SET PROBLEM - Gather every line in the listing below that contains the string "ELITE" in any capitalization. Copy each of those lines out in full.

::: DATA SUPPLIED

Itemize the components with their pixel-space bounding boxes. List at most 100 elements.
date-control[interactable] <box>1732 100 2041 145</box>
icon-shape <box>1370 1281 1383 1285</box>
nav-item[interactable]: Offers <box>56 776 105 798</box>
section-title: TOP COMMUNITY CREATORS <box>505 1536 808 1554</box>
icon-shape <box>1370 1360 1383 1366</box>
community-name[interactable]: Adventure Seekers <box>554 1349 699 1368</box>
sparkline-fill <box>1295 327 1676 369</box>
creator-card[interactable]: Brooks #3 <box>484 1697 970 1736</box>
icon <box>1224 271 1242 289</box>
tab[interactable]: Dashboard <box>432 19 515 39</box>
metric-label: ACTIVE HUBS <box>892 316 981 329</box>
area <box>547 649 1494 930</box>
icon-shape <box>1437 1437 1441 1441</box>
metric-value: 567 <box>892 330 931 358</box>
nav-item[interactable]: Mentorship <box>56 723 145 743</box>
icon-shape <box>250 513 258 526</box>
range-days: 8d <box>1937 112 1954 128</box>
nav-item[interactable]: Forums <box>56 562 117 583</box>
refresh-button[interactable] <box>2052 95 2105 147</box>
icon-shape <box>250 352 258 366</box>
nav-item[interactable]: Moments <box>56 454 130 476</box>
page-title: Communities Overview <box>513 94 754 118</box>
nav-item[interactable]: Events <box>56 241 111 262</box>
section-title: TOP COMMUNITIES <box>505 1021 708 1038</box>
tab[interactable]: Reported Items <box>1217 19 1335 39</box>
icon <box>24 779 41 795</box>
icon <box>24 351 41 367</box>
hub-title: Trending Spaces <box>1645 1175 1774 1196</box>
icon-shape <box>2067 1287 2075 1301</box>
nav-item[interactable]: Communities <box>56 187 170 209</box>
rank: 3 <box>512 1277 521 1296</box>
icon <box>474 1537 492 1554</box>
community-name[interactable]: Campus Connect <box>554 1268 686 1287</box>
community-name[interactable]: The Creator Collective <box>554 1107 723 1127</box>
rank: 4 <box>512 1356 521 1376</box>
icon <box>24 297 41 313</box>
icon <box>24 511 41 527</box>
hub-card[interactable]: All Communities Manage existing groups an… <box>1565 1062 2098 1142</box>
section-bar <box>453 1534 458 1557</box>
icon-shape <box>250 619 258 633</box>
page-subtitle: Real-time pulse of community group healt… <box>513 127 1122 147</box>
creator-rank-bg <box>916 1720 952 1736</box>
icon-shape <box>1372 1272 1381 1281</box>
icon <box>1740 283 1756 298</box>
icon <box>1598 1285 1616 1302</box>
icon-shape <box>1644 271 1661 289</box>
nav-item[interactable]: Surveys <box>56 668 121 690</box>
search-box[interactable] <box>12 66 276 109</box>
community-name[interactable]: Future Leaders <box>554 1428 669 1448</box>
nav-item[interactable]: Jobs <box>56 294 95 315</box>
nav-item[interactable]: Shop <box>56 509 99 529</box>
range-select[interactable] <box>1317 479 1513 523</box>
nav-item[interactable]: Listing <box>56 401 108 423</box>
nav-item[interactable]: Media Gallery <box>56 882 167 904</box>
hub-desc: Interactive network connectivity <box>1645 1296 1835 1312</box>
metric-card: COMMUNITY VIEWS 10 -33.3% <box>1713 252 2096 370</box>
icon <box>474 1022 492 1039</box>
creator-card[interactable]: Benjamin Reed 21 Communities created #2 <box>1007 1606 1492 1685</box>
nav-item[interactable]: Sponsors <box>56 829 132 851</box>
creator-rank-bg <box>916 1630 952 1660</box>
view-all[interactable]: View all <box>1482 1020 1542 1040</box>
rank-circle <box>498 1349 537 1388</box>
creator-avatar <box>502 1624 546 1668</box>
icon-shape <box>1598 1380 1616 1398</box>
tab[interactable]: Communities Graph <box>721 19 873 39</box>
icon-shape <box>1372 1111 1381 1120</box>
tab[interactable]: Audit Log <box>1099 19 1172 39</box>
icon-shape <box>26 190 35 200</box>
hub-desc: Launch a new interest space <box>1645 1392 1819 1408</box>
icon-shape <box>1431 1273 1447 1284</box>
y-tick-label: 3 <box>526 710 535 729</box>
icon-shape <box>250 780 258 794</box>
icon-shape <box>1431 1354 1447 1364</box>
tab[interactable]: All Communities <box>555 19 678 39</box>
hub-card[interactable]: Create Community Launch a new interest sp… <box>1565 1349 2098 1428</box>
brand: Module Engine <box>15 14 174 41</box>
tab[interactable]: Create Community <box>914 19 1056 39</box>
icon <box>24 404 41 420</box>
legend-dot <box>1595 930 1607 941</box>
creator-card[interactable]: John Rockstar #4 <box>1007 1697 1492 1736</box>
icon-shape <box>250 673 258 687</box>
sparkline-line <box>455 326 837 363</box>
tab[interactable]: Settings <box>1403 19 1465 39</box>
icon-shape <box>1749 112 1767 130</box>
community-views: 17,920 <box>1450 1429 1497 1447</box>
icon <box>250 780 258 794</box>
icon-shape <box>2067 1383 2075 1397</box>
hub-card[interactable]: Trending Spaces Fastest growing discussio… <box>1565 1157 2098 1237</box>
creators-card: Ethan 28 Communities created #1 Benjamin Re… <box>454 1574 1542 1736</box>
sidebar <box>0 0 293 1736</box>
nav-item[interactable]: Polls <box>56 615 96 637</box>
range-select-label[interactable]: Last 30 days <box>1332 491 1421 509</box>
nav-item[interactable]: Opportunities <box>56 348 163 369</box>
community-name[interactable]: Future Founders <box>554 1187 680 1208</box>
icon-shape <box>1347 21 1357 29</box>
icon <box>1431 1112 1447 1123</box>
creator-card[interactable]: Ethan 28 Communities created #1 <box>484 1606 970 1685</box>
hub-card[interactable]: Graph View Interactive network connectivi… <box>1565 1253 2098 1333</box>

::::::
::: DATA SUPPLIED

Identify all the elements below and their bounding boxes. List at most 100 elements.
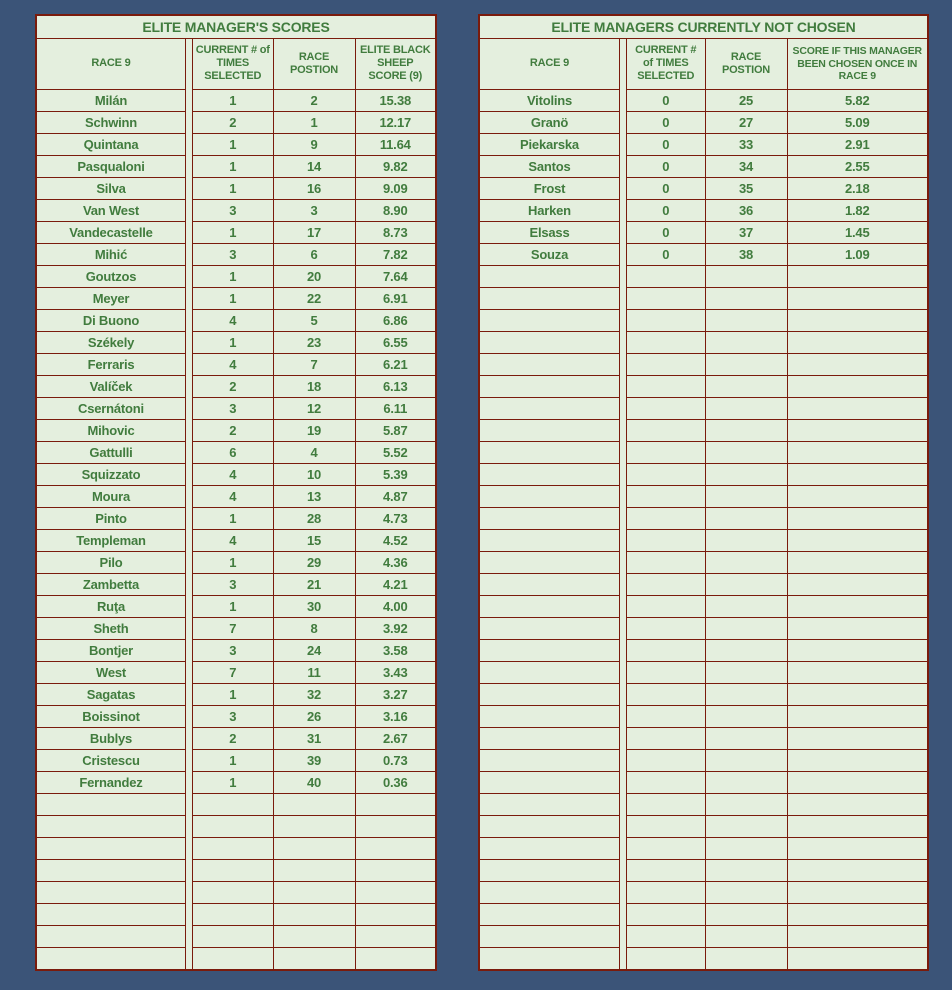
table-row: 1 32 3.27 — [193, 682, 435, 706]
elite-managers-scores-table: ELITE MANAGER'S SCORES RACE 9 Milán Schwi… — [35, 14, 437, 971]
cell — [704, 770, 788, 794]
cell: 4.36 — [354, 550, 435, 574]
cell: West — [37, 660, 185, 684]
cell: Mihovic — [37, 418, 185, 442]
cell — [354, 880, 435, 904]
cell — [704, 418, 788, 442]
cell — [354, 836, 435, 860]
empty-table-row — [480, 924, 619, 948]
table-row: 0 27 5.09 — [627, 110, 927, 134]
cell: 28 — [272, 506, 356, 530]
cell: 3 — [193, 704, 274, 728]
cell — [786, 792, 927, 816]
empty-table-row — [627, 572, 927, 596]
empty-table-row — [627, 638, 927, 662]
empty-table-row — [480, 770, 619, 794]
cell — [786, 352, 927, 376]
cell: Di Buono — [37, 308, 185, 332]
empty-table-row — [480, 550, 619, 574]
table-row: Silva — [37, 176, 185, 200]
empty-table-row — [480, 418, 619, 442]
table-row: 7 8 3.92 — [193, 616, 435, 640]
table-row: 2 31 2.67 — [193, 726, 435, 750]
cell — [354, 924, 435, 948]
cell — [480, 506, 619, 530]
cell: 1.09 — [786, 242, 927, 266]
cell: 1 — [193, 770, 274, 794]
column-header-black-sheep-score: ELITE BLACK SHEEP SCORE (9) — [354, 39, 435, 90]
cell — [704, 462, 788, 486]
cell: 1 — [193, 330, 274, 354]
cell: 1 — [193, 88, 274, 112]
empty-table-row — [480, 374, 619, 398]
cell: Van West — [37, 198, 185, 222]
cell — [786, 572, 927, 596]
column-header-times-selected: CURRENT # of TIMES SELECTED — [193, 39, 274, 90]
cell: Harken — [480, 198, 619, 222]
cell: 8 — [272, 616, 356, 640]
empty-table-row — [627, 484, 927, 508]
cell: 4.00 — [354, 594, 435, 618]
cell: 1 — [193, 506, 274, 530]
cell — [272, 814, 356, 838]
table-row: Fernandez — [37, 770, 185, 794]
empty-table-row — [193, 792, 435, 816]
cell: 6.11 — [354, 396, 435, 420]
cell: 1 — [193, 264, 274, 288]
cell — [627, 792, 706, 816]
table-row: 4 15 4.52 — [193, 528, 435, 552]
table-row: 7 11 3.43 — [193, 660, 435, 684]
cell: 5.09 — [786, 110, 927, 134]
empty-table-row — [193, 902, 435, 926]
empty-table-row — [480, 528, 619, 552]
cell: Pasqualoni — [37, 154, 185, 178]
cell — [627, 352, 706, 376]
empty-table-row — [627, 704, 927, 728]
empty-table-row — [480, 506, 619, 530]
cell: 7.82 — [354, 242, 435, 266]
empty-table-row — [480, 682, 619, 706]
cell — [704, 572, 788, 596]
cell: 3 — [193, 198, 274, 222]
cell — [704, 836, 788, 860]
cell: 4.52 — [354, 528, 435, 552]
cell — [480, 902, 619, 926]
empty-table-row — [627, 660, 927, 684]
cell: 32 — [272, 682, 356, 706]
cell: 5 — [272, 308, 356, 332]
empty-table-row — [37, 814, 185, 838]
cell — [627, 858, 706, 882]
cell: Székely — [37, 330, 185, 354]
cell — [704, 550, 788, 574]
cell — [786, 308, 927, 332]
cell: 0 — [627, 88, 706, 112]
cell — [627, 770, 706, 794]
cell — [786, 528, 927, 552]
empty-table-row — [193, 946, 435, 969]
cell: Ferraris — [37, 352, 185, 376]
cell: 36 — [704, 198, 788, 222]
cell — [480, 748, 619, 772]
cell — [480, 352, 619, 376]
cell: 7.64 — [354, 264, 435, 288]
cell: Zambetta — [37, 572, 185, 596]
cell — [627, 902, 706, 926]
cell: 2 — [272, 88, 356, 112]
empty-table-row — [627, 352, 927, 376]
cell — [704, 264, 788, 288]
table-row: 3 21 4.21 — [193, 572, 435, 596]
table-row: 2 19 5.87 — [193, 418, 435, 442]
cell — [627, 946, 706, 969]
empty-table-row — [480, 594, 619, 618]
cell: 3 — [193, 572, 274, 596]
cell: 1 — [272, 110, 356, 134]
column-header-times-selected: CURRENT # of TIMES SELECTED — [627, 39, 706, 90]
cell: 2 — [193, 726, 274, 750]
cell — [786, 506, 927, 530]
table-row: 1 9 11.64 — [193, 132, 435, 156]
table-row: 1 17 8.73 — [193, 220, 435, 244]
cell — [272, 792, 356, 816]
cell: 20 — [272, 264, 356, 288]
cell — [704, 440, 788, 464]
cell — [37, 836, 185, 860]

::::::
::: DATA SUPPLIED

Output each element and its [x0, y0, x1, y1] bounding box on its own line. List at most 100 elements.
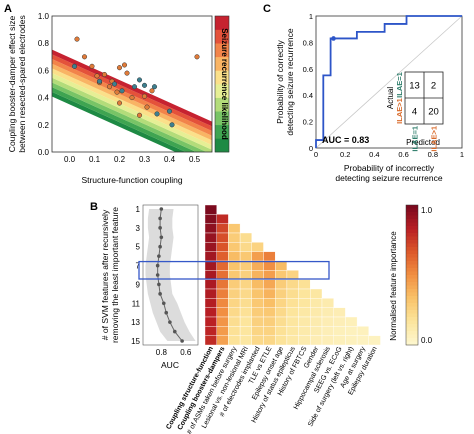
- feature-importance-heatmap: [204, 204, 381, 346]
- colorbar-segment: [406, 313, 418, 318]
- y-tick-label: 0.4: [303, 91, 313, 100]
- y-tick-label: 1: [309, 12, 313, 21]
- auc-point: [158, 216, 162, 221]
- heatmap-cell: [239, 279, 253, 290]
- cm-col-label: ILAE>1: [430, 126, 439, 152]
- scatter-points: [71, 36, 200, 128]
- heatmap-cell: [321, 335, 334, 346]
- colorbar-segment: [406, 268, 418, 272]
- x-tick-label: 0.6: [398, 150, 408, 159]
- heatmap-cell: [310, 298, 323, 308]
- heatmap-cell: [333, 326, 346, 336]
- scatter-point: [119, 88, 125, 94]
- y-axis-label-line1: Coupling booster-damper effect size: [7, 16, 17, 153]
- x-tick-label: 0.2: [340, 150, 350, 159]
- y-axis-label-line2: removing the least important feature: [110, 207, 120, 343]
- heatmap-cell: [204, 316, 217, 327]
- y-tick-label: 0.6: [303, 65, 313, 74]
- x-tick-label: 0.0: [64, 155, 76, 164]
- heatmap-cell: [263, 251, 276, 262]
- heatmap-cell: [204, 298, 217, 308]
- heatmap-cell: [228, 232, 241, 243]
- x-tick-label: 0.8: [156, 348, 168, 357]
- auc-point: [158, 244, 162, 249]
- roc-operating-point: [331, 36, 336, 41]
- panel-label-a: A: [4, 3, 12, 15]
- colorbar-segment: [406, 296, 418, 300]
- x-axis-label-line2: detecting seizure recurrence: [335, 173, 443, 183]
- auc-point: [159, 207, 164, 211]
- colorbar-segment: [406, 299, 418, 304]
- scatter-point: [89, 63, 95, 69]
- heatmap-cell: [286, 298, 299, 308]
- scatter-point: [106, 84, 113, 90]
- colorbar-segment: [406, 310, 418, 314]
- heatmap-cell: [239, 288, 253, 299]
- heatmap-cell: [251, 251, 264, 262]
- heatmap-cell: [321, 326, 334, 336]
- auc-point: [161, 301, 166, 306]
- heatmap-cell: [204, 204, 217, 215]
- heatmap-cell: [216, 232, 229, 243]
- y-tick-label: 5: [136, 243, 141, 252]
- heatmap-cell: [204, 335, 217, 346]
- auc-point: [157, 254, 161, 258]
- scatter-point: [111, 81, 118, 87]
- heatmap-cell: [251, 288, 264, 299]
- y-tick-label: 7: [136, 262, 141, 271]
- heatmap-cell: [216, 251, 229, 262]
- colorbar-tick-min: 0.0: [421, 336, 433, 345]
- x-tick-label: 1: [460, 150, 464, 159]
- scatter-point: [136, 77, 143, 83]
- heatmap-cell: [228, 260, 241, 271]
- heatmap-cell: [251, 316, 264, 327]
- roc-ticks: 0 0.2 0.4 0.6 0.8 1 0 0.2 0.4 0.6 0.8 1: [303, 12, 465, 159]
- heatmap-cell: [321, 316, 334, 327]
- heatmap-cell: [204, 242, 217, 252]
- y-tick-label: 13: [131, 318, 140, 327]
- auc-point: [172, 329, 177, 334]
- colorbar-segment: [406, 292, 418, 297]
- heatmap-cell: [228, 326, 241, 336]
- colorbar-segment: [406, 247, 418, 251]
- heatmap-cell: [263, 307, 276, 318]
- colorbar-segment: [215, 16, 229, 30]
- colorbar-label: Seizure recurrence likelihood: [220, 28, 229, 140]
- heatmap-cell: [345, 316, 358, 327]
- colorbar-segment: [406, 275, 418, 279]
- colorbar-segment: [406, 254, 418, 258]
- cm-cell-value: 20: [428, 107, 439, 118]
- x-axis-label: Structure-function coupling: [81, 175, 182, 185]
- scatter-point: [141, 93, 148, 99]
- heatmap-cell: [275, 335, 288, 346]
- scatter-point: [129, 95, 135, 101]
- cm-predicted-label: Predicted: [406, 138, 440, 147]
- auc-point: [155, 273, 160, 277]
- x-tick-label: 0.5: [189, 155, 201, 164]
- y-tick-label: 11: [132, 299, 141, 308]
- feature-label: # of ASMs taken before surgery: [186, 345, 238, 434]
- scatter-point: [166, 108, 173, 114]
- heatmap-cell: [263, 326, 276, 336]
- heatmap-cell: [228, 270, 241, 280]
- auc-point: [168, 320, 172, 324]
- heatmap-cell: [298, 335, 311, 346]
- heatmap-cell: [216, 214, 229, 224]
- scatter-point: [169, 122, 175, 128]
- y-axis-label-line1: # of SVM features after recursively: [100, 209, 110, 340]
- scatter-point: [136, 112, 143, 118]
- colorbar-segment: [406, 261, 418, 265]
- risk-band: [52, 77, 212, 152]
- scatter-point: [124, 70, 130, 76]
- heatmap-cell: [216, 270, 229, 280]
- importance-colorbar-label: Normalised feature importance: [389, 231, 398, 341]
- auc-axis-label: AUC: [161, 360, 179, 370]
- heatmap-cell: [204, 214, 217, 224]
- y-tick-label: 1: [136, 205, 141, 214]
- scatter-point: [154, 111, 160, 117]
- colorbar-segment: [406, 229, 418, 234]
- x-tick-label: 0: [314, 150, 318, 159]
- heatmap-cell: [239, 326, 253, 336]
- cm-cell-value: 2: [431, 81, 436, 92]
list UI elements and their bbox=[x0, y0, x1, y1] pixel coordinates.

::::::

FINAL RESULT -
elite-managers-scores-table: ELITE MANAGER'S SCORES RACE 9 Milán Schwi… — [35, 14, 437, 971]
column-header-black-sheep-score: ELITE BLACK SHEEP SCORE (9) — [354, 39, 435, 90]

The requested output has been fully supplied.